__AIM__: Using the data below, determine the number of lines that include the string "Өсвөрийн". Write only that number.

__GIVEN RECORDS__:
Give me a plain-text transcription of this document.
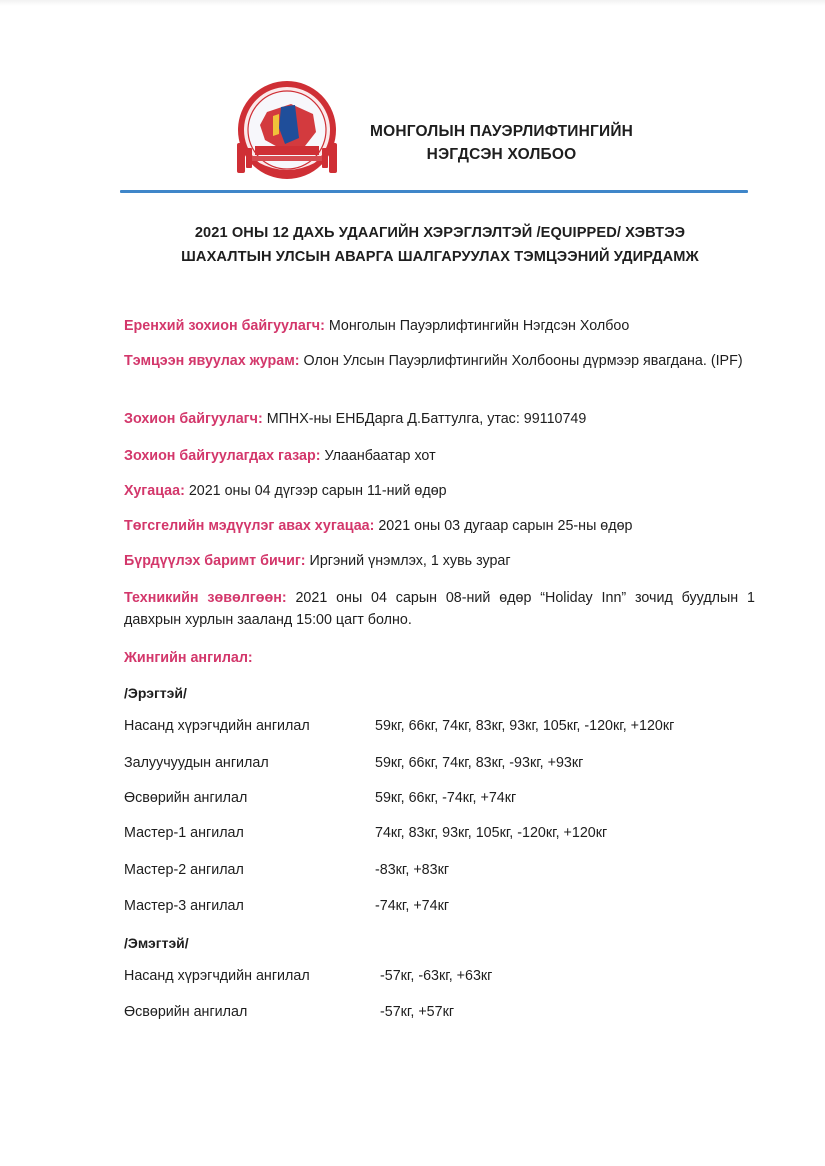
МОНГОЛЫН ПАУЭРЛИФТИНГИЙН
НЭГДСЭН ХОЛБОО
2021 ОНЫ 12 ДАХЬ УДААГИЙН ХЭРЭГЛЭЛТЭЙ /EQUIPPED/ ХЭВТЭЭ
ШАХАЛТЫН УЛСЫН АВАРГА ШАЛГАРУУЛАХ ТЭМЦЭЭНИЙ УДИРДАМЖ
Еренхий зохион байгуулагч: Монголын Пауэрлифтингийн Нэгдсэн Холбоо
Тэмцээн явуулах журам: Олон Улсын Пауэрлифтингийн Холбооны дүрмээр явагдана. (IPF)
Зохион байгуулагч: МПНХ-ны ЕНБДарга Д.Баттулга, утас: 99110749
Зохион байгуулагдах газар: Улаанбаатар хот
Хугацаа: 2021 оны 04 дүгээр сарын 11-ний өдөр
Төгсгелийн мэдүүлэг авах хугацаа: 2021 оны 03 дугаар сарын 25-ны өдөр
Бүрдүүлэх баримт бичиг: Иргэний үнэмлэх, 1 хувь зураг
Техникийн зөвөлгөөн: 2021 оны 04 сарын 08-ний өдөр “Holiday Inn” зочид буудлын 1 давхрын хурлын зааланд 15:00 цагт болно.
Жингийн ангилал:
/Эрэгтэй/
Насанд хүрэгчдийн ангилал	59кг, 66кг, 74кг, 83кг, 93кг, 105кг, -120кг, +120кг
Залуучуудын ангилал	59кг, 66кг, 74кг, 83кг, -93кг, +93кг
Өсвөрийн ангилал	59кг, 66кг, -74кг, +74кг
Мастер-1 ангилал	74кг, 83кг, 93кг, 105кг, -120кг, +120кг
Мастер-2 ангилал	-83кг, +83кг
Мастер-3 ангилал	-74кг, +74кг
/Эмэгтэй/
Насанд хүрэгчдийн ангилал	-57кг, -63кг, +63кг
Өсвөрийн ангилал	-57кг, +57кг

__ANSWER IN FULL__: 2